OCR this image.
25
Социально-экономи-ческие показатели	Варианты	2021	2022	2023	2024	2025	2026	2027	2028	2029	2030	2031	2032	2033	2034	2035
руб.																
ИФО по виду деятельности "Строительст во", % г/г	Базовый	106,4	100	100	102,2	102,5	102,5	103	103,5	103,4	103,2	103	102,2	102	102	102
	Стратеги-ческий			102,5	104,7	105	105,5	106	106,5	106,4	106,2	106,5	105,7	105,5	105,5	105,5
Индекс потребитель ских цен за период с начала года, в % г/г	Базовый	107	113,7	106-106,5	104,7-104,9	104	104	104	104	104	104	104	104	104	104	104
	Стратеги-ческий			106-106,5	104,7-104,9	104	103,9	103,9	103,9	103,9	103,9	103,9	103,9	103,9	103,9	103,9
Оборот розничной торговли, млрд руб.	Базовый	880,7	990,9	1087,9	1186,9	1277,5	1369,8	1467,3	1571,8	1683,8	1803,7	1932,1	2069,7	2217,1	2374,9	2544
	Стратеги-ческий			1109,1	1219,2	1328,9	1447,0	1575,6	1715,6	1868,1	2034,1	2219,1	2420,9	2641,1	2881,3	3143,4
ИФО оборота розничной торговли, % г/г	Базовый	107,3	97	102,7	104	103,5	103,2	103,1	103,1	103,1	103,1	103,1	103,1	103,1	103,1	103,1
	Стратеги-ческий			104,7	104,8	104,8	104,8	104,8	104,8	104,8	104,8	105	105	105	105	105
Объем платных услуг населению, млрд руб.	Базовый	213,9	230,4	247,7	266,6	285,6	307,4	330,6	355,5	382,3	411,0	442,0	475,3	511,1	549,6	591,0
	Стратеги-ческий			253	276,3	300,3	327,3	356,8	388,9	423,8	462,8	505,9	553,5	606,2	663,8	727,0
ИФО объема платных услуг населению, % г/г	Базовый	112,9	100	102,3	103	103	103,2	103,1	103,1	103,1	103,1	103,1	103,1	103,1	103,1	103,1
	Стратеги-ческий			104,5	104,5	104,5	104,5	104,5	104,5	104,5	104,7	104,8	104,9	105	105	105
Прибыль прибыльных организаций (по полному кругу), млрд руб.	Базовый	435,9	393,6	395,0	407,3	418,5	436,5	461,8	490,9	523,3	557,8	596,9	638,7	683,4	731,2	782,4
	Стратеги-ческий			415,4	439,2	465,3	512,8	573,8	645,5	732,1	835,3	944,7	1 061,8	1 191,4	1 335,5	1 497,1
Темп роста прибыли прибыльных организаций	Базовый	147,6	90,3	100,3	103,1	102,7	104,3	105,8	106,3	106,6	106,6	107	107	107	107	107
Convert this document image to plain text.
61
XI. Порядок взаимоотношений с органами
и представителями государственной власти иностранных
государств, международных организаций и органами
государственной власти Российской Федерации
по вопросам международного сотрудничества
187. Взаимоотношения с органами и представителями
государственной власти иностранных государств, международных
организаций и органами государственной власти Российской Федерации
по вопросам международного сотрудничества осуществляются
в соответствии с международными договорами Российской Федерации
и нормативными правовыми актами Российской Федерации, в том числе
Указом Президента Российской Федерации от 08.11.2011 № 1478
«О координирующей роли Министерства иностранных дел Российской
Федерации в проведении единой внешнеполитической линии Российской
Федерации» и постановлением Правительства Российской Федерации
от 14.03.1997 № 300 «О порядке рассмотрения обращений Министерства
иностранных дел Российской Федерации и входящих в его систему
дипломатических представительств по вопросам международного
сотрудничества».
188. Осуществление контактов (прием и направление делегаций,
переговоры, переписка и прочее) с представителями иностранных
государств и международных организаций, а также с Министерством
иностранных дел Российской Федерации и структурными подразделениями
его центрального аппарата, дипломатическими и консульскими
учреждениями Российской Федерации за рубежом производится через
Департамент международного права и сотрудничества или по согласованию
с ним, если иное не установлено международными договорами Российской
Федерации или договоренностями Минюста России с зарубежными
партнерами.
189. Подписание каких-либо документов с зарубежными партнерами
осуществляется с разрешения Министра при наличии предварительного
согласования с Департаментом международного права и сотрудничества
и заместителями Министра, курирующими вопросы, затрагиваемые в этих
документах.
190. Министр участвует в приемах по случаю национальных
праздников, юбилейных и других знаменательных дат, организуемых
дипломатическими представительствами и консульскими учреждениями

_TASK GOAL_. The records above need to be transcribed in full. Keep every character unchanged.

_SOLUTION BELOW_.
OCR this image.
25
Социально-экономи-ческие показатели	Варианты	2021	2022	2023	2024	2025	2026	2027	2028	2029	2030	2031	2032	2033	2034	2035
руб.																
ИФО по виду деятельности "Строительст во", % г/г	Базовый	106,4	100	100	102,2	102,5	102,5	103	103,5	103,4	103,2	103	102,2	102	102	102
	Стратеги-ческий			102,5	104,7	105	105,5	106	106,5	106,4	106,2	106,5	105,7	105,5	105,5	105,5
Индекс потребитель ских цен за период с начала года, в % г/г	Базовый	107	113,7	106-106,5	104,7-104,9	104	104	104	104	104	104	104	104	104	104	104
	Стратеги-ческий			106-106,5	104,7-104,9	104	103,9	103,9	103,9	103,9	103,9	103,9	103,9	103,9	103,9	103,9
Оборот розничной торговли, млрд руб.	Базовый	880,7	990,9	1087,9	1186,9	1277,5	1369,8	1467,3	1571,8	1683,8	1803,7	1932,1	2069,7	2217,1	2374,9	2544
	Стратеги-ческий			1109,1	1219,2	1328,9	1447,0	1575,6	1715,6	1868,1	2034,1	2219,1	2420,9	2641,1	2881,3	3143,4
ИФО оборота розничной торговли, % г/г	Базовый	107,3	97	102,7	104	103,5	103,2	103,1	103,1	103,1	103,1	103,1	103,1	103,1	103,1	103,1
	Стратеги-ческий			104,7	104,8	104,8	104,8	104,8	104,8	104,8	104,8	105	105	105	105	105
Объем платных услуг населению, млрд руб.	Базовый	213,9	230,4	247,7	266,6	285,6	307,4	330,6	355,5	382,3	411,0	442,0	475,3	511,1	549,6	591,0
	Стратеги-ческий			253	276,3	300,3	327,3	356,8	388,9	423,8	462,8	505,9	553,5	606,2	663,8	727,0
ИФО объема платных услуг населению, % г/г	Базовый	112,9	100	102,3	103	103	103,2	103,1	103,1	103,1	103,1	103,1	103,1	103,1	103,1	103,1
	Стратеги-ческий			104,5	104,5	104,5	104,5	104,5	104,5	104,5	104,7	104,8	104,9	105	105	105
Прибыль прибыльных организаций (по полному кругу), млрд руб.	Базовый	435,9	393,6	395,0	407,3	418,5	436,5	461,8	490,9	523,3	557,8	596,9	638,7	683,4	731,2	782,4
	Стратеги-ческий			415,4	439,2	465,3	512,8	573,8	645,5	732,1	835,3	944,7	1 061,8	1 191,4	1 335,5	1 497,1
Темп роста прибыли прибыльных организаций	Базовый	147,6	90,3	100,3	103,1	102,7	104,3	105,8	106,3	106,6	106,6	107	107	107	107	107
Convert this document image to plain text.
61
XI. Порядок взаимоотношений с органами
и представителями государственной власти иностранных
государств, международных организаций и органами
государственной власти Российской Федерации
по вопросам международного сотрудничества
187. Взаимоотношения с органами и представителями
государственной власти иностранных государств, международных
организаций и органами государственной власти Российской Федерации
по вопросам международного сотрудничества осуществляются
в соответствии с международными договорами Российской Федерации
и нормативными правовыми актами Российской Федерации, в том числе
Указом Президента Российской Федерации от 08.11.2011 № 1478
«О координирующей роли Министерства иностранных дел Российской
Федерации в проведении единой внешнеполитической линии Российской
Федерации» и постановлением Правительства Российской Федерации
от 14.03.1997 № 300 «О порядке рассмотрения обращений Министерства
иностранных дел Российской Федерации и входящих в его систему
дипломатических представительств по вопросам международного
сотрудничества».
188. Осуществление контактов (прием и направление делегаций,
переговоры, переписка и прочее) с представителями иностранных
государств и международных организаций, а также с Министерством
иностранных дел Российской Федерации и структурными подразделениями
его центрального аппарата, дипломатическими и консульскими
учреждениями Российской Федерации за рубежом производится через
Департамент международного права и сотрудничества или по согласованию
с ним, если иное не установлено международными договорами Российской
Федерации или договоренностями Минюста России с зарубежными
партнерами.
189. Подписание каких-либо документов с зарубежными партнерами
осуществляется с разрешения Министра при наличии предварительного
согласования с Департаментом международного права и сотрудничества
и заместителями Министра, курирующими вопросы, затрагиваемые в этих
документах.
190. Министр участвует в приемах по случаю национальных
праздников, юбилейных и других знаменательных дат, организуемых
дипломатическими представительствами и консульскими учреждениями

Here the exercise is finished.